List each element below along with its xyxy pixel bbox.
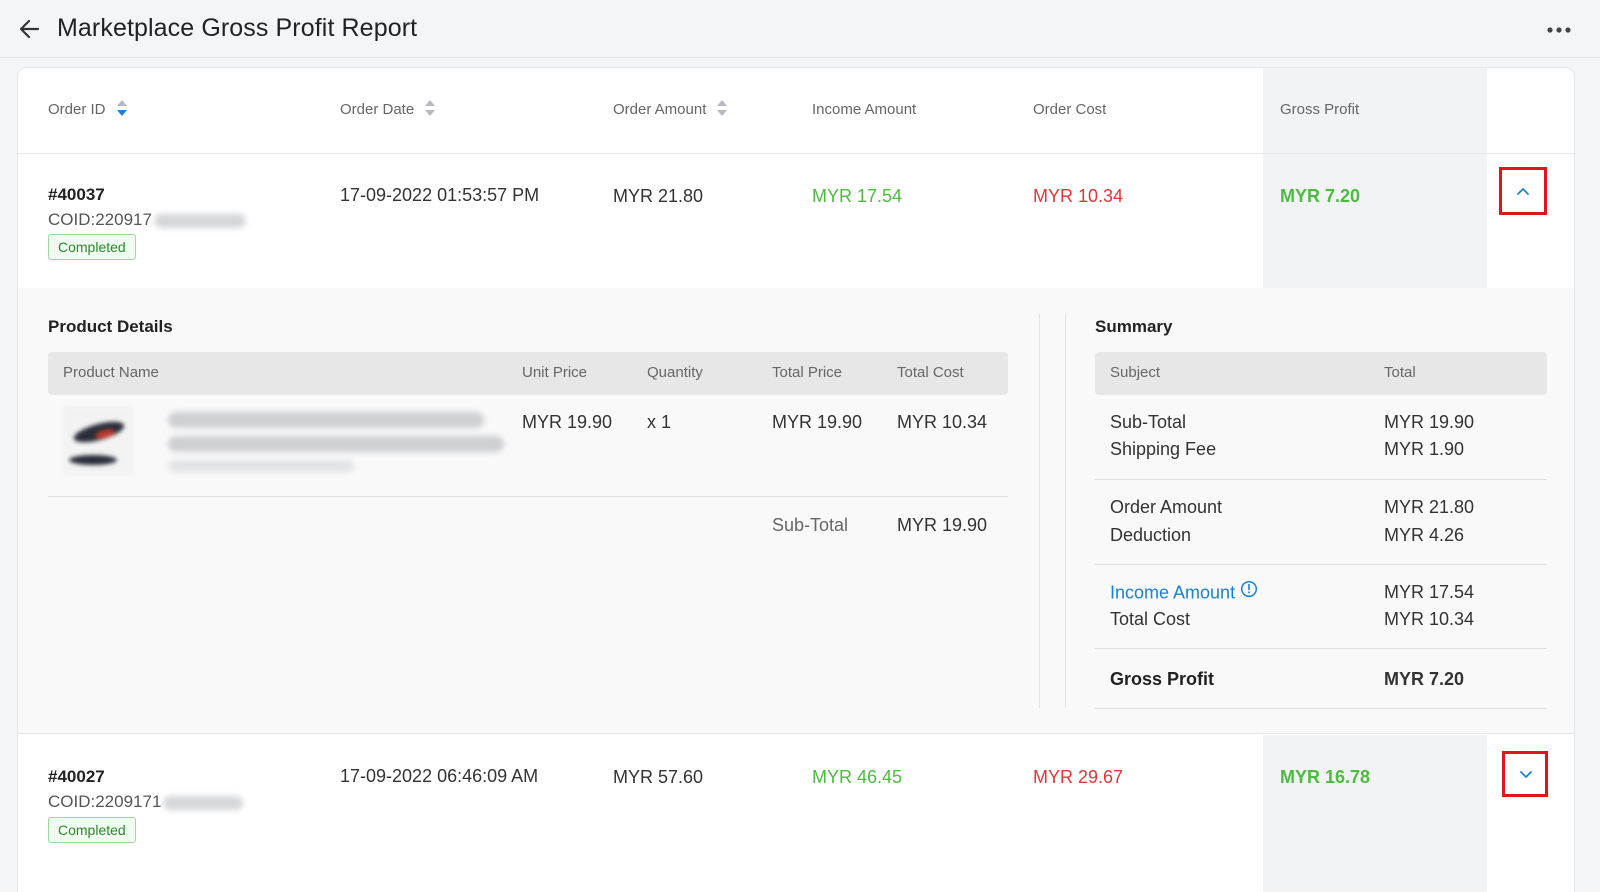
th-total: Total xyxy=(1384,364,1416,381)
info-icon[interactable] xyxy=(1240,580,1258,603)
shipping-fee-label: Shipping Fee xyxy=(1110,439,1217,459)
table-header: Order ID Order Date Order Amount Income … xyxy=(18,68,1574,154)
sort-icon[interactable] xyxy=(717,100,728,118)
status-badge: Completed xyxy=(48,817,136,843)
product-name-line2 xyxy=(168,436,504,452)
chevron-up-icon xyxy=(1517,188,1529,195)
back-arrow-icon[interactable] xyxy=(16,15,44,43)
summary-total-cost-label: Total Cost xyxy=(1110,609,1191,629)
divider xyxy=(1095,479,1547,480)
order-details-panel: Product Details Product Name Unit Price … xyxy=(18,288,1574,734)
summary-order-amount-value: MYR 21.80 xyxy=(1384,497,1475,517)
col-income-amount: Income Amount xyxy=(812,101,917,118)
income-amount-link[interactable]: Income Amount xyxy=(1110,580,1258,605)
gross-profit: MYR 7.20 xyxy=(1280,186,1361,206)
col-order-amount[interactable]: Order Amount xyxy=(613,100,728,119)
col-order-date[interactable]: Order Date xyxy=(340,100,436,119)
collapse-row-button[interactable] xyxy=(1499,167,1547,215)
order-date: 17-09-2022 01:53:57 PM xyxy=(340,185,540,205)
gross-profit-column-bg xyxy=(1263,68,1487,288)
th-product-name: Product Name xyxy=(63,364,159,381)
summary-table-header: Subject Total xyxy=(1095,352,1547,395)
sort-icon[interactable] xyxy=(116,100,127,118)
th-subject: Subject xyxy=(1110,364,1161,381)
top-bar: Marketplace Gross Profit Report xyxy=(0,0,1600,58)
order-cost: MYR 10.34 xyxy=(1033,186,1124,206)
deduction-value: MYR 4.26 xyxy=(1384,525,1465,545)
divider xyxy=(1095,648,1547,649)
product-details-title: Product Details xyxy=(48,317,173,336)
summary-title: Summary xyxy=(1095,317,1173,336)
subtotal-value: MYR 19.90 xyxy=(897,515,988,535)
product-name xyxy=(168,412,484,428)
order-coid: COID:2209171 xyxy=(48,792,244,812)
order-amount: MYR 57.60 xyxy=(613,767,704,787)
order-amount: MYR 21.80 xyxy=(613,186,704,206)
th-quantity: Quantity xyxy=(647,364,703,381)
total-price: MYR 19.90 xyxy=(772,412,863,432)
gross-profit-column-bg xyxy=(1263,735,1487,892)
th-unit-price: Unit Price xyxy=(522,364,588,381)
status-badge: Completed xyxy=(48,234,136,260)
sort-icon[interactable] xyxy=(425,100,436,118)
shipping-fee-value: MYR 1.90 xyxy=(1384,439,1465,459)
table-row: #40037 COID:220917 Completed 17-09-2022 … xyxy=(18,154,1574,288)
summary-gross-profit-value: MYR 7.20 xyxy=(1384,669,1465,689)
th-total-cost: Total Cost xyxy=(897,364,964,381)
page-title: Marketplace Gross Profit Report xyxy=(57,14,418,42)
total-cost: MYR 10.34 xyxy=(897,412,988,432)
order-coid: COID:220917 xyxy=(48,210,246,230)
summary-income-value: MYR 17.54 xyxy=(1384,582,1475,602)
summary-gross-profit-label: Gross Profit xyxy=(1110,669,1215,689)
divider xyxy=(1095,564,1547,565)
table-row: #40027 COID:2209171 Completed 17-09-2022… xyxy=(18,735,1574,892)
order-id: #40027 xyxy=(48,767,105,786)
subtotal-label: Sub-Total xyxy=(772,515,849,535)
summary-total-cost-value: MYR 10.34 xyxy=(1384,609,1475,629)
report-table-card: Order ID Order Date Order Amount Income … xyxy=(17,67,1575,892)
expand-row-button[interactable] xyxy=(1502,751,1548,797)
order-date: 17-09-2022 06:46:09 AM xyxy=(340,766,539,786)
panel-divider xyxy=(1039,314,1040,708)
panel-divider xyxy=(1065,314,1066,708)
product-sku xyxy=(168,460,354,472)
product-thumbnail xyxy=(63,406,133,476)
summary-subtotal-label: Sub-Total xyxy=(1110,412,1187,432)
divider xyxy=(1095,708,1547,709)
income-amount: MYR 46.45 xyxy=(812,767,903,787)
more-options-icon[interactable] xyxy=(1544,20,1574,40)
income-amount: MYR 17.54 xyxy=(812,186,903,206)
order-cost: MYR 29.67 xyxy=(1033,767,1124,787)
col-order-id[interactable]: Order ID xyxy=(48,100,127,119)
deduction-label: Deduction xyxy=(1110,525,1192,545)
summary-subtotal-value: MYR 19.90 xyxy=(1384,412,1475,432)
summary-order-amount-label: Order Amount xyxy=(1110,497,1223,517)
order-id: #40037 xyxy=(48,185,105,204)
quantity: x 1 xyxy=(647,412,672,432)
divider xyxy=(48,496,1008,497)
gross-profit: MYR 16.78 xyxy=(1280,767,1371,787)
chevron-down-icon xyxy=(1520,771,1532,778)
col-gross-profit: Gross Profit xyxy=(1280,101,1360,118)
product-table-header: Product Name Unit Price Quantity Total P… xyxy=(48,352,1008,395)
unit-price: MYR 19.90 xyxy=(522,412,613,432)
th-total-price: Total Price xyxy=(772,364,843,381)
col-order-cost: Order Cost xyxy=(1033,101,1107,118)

▶ Short exercise
Identify every line in the records above that contains the word "details", with case counting. Copy each such line in full.

▶ Solved problem
order-details-panel: Product Details Product Name Unit Price … xyxy=(18,288,1574,734)
product-details-title: Product Details xyxy=(48,317,173,336)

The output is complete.